• To do:
Identify every line containing the word "Füllmenge" and reproduce each one.

Some records
+++++

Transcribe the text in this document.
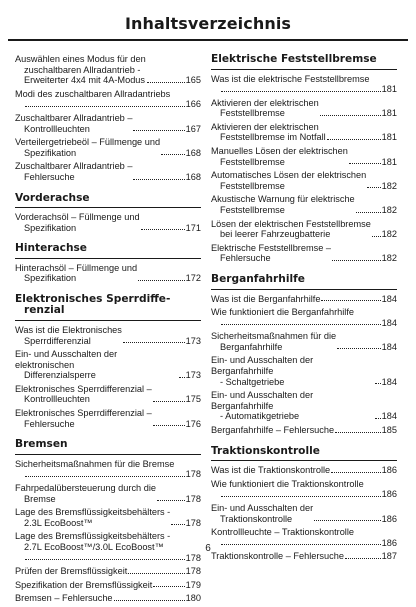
Inhaltsverzeichnis
Auswählen eines Modus für den
zuschaltbaren Allradantrieb -
Erweiterter 4x4 mit 4A-Modus	165
Modi des zuschaltbaren Allradantriebs
166
Zuschaltbarer Allradantrieb –
Kontrollleuchten	167
Verteilergetriebeöl – Füllmenge und
Spezifikation	168
Zuschaltbarer Allradantrieb –
Fehlersuche	168
Vorderachse
Vorderachsöl – Füllmenge und
Spezifikation	171
Hinterachse
Hinterachsöl – Füllmenge und
Spezifikation	172
Elektronisches Sperrdiffe-
renzial
Was ist die Elektronisches
Sperrdifferenzial	173
Ein- und Ausschalten der elektronischen
Differenzialsperre	173
Elektronisches Sperrdifferenzial –
Kontrollleuchten	175
Elektronisches Sperrdifferenzial –
Fehlersuche	176
Bremsen
Sicherheitsmaßnahmen für die Bremse
178
Fahrpedalübersteuerung durch die
Bremse	178
Lage des Bremsflüssigkeitsbehälters -
2.3L EcoBoost™	178
Lage des Bremsflüssigkeitsbehälters -
2.7L EcoBoost™/3.0L EcoBoost™
178
Prüfen der Bremsflüssigkeit	178
Spezifikation der Bremsflüssigkeit	179
Bremsen – Fehlersuche	180
Elektrische Feststellbremse
Was ist die elektrische Feststellbremse
181
Aktivieren der elektrischen
Feststellbremse	181
Aktivieren der elektrischen
Feststellbremse im Notfall	181
Manuelles Lösen der elektrischen
Feststellbremse	181
Automatisches Lösen der elektrischen
Feststellbremse	182
Akustische Warnung für elektrische
Feststellbremse	182
Lösen der elektrischen Feststellbremse
bei leerer Fahrzeugbatterie	182
Elektrische Feststellbremse –
Fehlersuche	182
Berganfahrhilfe
Was ist die Berganfahrhilfe	184
Wie funktioniert die Berganfahrhilfe
184
Sicherheitsmaßnahmen für die
Berganfahrhilfe	184
Ein- und Ausschalten der Berganfahrhilfe
- Schaltgetriebe	184
Ein- und Ausschalten der Berganfahrhilfe
- Automatikgetriebe	184
Berganfahrhilfe – Fehlersuche	185
Traktionskontrolle
Was ist die Traktionskontrolle	186
Wie funktioniert die Traktionskontrolle
186
Ein- und Ausschalten der
Traktionskontrolle	186
Kontrollleuchte – Traktionskontrolle
186
Traktionskontrolle – Fehlersuche	187
6
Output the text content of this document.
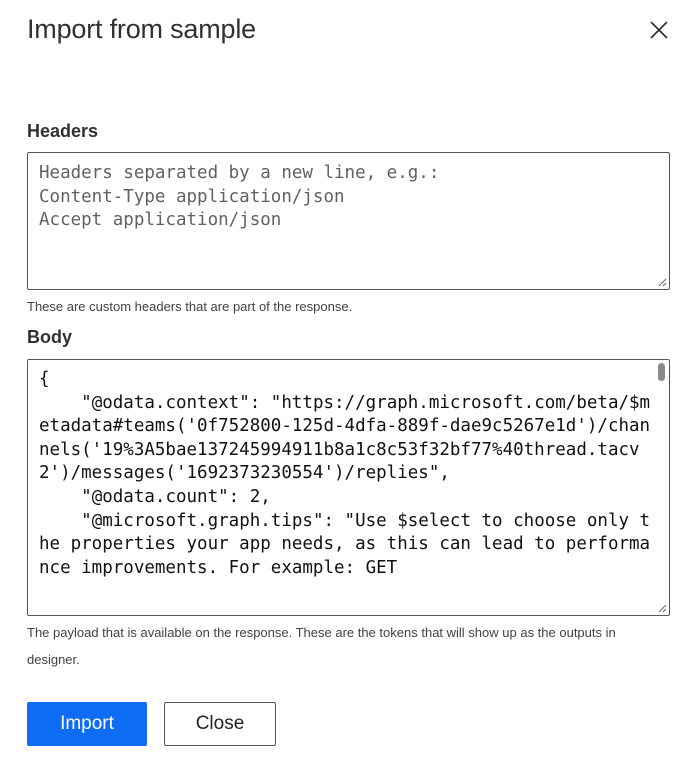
Import from sample
Headers
Headers separated by a new line, e.g.:
Content-Type application/json
Accept application/json
These are custom headers that are part of the response.
Body
{
"@odata.context": "https://graph.microsoft.com/beta/$metadata#teams('0f752800-125d-4dfa-889f-dae9c5267e1d')/channels('19%3A5bae137245994911b8a1c8c53f32bf77%40thread.tacv2')/messages('1692373230554')/replies",
"@odata.count": 2,
"@microsoft.graph.tips": "Use $select to choose only the properties your app needs, as this can lead to performance improvements. For example: GET
The payload that is available on the response. These are the tokens that will show up as the outputs in designer.
Import	Close
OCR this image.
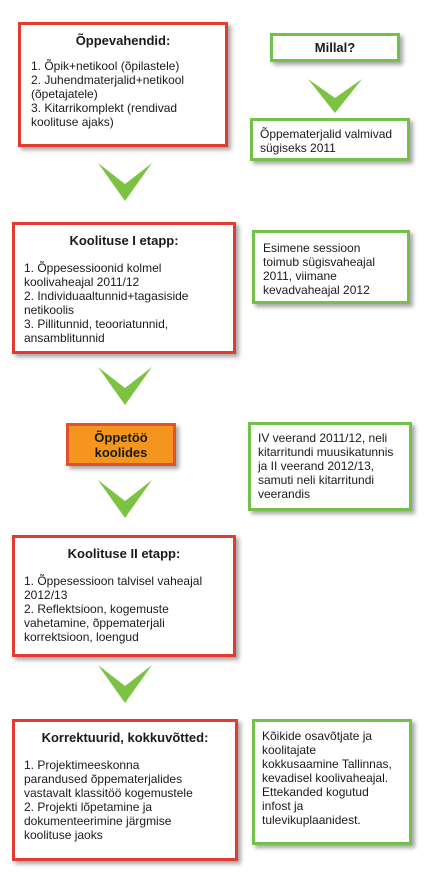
Õppevahendid:
1. Õpik+netikool (õpilastele)
2. Juhendmaterjalid+netikool
(õpetajatele)
3. Kitarrikomplekt (rendivad
koolituse ajaks)
Koolituse I etapp:
1. Õppesessioonid kolmel
koolivaheajal 2011/12
2. Individuaaltunnid+tagasiside
netikoolis
3. Pillitunnid, teooriatunnid,
ansamblitunnid
Õppetöö
koolides
Koolituse II etapp:
1. Õppesessioon talvisel vaheajal
2012/13
2. Reflektsioon, kogemuste
vahetamine, õppematerjali
korrektsioon, loengud
Korrektuurid, kokkuvõtted:
1. Projektimeeskonna
parandused õppematerjalides
vastavalt klassitöö kogemustele
2. Projekti lõpetamine ja
dokumenteerimine järgmise
koolituse jaoks
Millal?
Õppematerjalid valmivad
sügiseks 2011
Esimene sessioon
toimub sügisvaheajal
2011, viimane
kevadvaheajal 2012
IV veerand 2011/12, neli
kitarritundi muusikatunnis
ja II veerand 2012/13,
samuti neli kitarritundi
veerandis
Kõikide osavõtjate ja
koolitajate
kokkusaamine Tallinnas,
kevadisel koolivaheajal.
Ettekanded kogutud
infost ja
tulevikuplaanidest.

+++++

• Written answer:
Verteilergetriebeöl – Füllmenge und
Vorderachsöl – Füllmenge und
Hinterachsöl – Füllmenge und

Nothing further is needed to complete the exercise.